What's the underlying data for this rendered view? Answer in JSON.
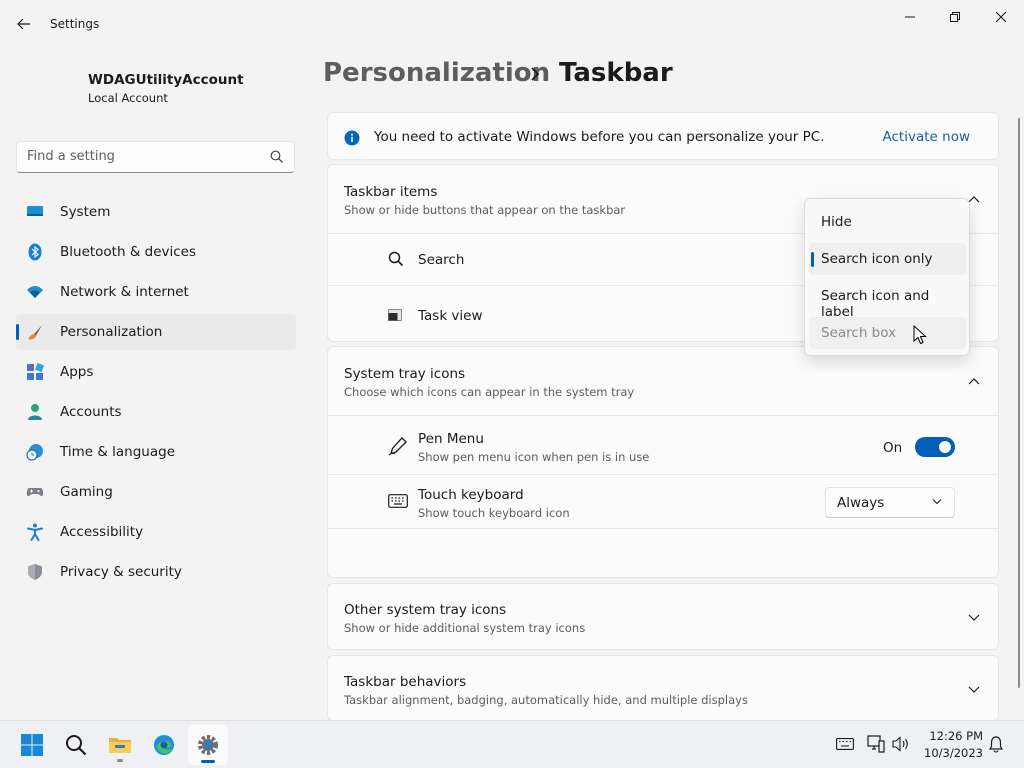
{
  "window": {
    "title": "Settings"
  },
  "account": {
    "name": "WDAGUtilityAccount",
    "type": "Local Account"
  },
  "search": {
    "placeholder": "Find a setting"
  },
  "sidebar": {
    "items": [
      {
        "label": "System",
        "icon": "system-icon"
      },
      {
        "label": "Bluetooth & devices",
        "icon": "bluetooth-icon"
      },
      {
        "label": "Network & internet",
        "icon": "wifi-icon"
      },
      {
        "label": "Personalization",
        "icon": "brush-icon",
        "active": true
      },
      {
        "label": "Apps",
        "icon": "apps-icon"
      },
      {
        "label": "Accounts",
        "icon": "person-icon"
      },
      {
        "label": "Time & language",
        "icon": "globe-clock-icon"
      },
      {
        "label": "Gaming",
        "icon": "controller-icon"
      },
      {
        "label": "Accessibility",
        "icon": "accessibility-icon"
      },
      {
        "label": "Privacy & security",
        "icon": "shield-icon"
      }
    ]
  },
  "header": {
    "parent": "Personalization",
    "current": "Taskbar"
  },
  "activation": {
    "message": "You need to activate Windows before you can personalize your PC.",
    "link": "Activate now"
  },
  "taskbar_items": {
    "title": "Taskbar items",
    "subtitle": "Show or hide buttons that appear on the taskbar",
    "rows": [
      {
        "label": "Search",
        "icon": "search-icon"
      },
      {
        "label": "Task view",
        "icon": "task-view-icon"
      }
    ],
    "search_options": [
      {
        "label": "Hide"
      },
      {
        "label": "Search icon only",
        "selected": true
      },
      {
        "label": "Search icon and label"
      },
      {
        "label": "Search box",
        "disabled": true
      }
    ]
  },
  "system_tray": {
    "title": "System tray icons",
    "subtitle": "Choose which icons can appear in the system tray",
    "pen_menu": {
      "title": "Pen Menu",
      "subtitle": "Show pen menu icon when pen is in use",
      "state_label": "On",
      "on": true
    },
    "touch_keyboard": {
      "title": "Touch keyboard",
      "subtitle": "Show touch keyboard icon",
      "value": "Always"
    }
  },
  "other_tray": {
    "title": "Other system tray icons",
    "subtitle": "Show or hide additional system tray icons"
  },
  "behaviors": {
    "title": "Taskbar behaviors",
    "subtitle": "Taskbar alignment, badging, automatically hide, and multiple displays"
  },
  "taskbar": {
    "clock": {
      "time": "12:26 PM",
      "date": "10/3/2023"
    }
  },
  "colors": {
    "accent": "#005fb8",
    "link": "#1a5ea6",
    "info": "#0067c0"
  }
}
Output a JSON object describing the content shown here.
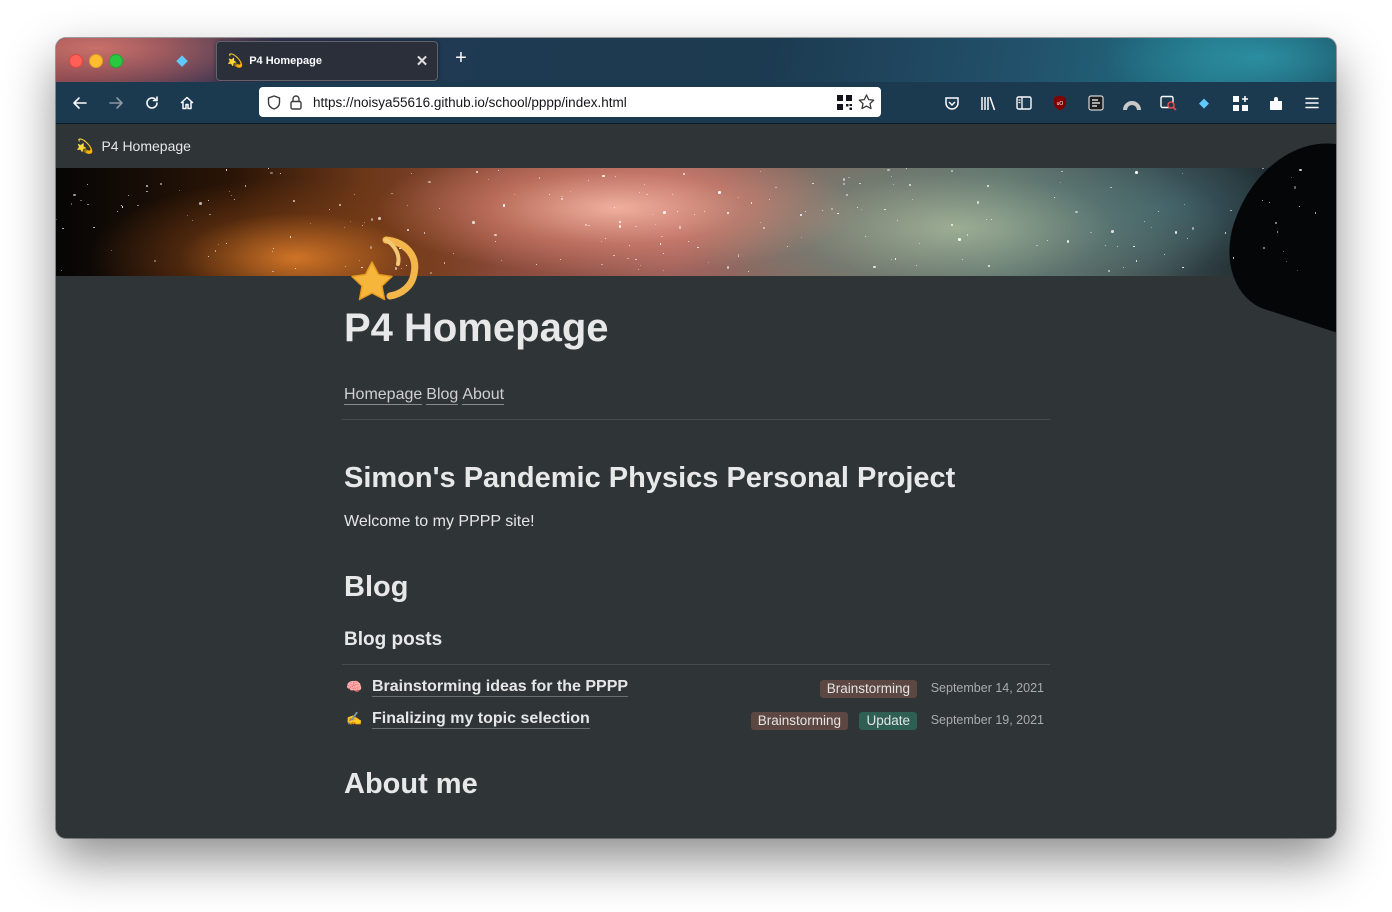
{
  "browser": {
    "tab": {
      "title": "P4 Homepage",
      "favicon": "shooting-star-icon"
    },
    "url": "https://noisya55616.github.io/school/pppp/index.html"
  },
  "page": {
    "topbar_title": "P4 Homepage",
    "title": "P4 Homepage",
    "nav_links": [
      "Homepage",
      "Blog",
      "About"
    ],
    "heading": "Simon's Pandemic Physics Personal Project",
    "welcome": "Welcome to my PPPP site!",
    "blog_heading": "Blog",
    "blog_posts_heading": "Blog posts",
    "posts": [
      {
        "icon": "🧠",
        "title": "Brainstorming ideas for the PPPP",
        "tags": [
          "Brainstorming"
        ],
        "date": "September 14, 2021"
      },
      {
        "icon": "✍️",
        "title": "Finalizing my topic selection",
        "tags": [
          "Brainstorming",
          "Update"
        ],
        "date": "September 19, 2021"
      }
    ],
    "about_heading": "About me"
  },
  "colors": {
    "page_bg": "#2f3437",
    "tag_brainstorming": "#5c4742",
    "tag_update": "#2f5e52"
  }
}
──────
Write out again, exactly, each line from the one containing "Output a JSON" through the last line of the entries, and omit every picture.

■ TASK SOLUTION ■
Output a JSON object describing the content shown here.
{
  "browser": {
    "tab": {
      "title": "P4 Homepage",
      "favicon": "shooting-star-icon"
    },
    "url": "https://noisya55616.github.io/school/pppp/index.html"
  },
  "page": {
    "topbar_title": "P4 Homepage",
    "title": "P4 Homepage",
    "nav_links": [
      "Homepage",
      "Blog",
      "About"
    ],
    "heading": "Simon's Pandemic Physics Personal Project",
    "welcome": "Welcome to my PPPP site!",
    "blog_heading": "Blog",
    "blog_posts_heading": "Blog posts",
    "posts": [
      {
        "icon": "🧠",
        "title": "Brainstorming ideas for the PPPP",
        "tags": [
          "Brainstorming"
        ],
        "date": "September 14, 2021"
      },
      {
        "icon": "✍️",
        "title": "Finalizing my topic selection",
        "tags": [
          "Brainstorming",
          "Update"
        ],
        "date": "September 19, 2021"
      }
    ],
    "about_heading": "About me"
  },
  "colors": {
    "page_bg": "#2f3437",
    "tag_brainstorming": "#5c4742",
    "tag_update": "#2f5e52"
  }
}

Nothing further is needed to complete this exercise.